Write out all of the entries exactly, please.

Recorded data:
┌────────

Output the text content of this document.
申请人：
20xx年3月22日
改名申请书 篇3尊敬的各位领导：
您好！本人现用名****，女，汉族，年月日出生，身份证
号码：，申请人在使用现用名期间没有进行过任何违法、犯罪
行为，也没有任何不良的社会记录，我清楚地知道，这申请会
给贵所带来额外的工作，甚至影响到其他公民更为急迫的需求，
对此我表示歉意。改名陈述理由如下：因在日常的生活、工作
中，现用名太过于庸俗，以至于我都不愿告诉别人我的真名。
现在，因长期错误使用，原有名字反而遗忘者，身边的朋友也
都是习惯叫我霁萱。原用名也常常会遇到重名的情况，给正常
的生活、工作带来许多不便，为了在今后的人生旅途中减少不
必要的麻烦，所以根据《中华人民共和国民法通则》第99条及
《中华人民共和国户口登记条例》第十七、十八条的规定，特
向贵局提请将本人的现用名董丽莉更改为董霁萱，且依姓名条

└────────

» FULL OUTPUT:
Output the text content of this document.
申请人：
20xx年3月22日
改名申请书 篇3尊敬的各位领导：
您好！本人现用名****，女，汉族，年月日出生，身份证
号码：，申请人在使用现用名期间没有进行过任何违法、犯罪
行为，也没有任何不良的社会记录，我清楚地知道，这申请会
给贵所带来额外的工作，甚至影响到其他公民更为急迫的需求，
对此我表示歉意。改名陈述理由如下：因在日常的生活、工作
中，现用名太过于庸俗，以至于我都不愿告诉别人我的真名。
现在，因长期错误使用，原有名字反而遗忘者，身边的朋友也
都是习惯叫我霁萱。原用名也常常会遇到重名的情况，给正常
的生活、工作带来许多不便，为了在今后的人生旅途中减少不
必要的麻烦，所以根据《中华人民共和国民法通则》第99条及
《中华人民共和国户口登记条例》第十七、十八条的规定，特
向贵局提请将本人的现用名董丽莉更改为董霁萱，且依姓名条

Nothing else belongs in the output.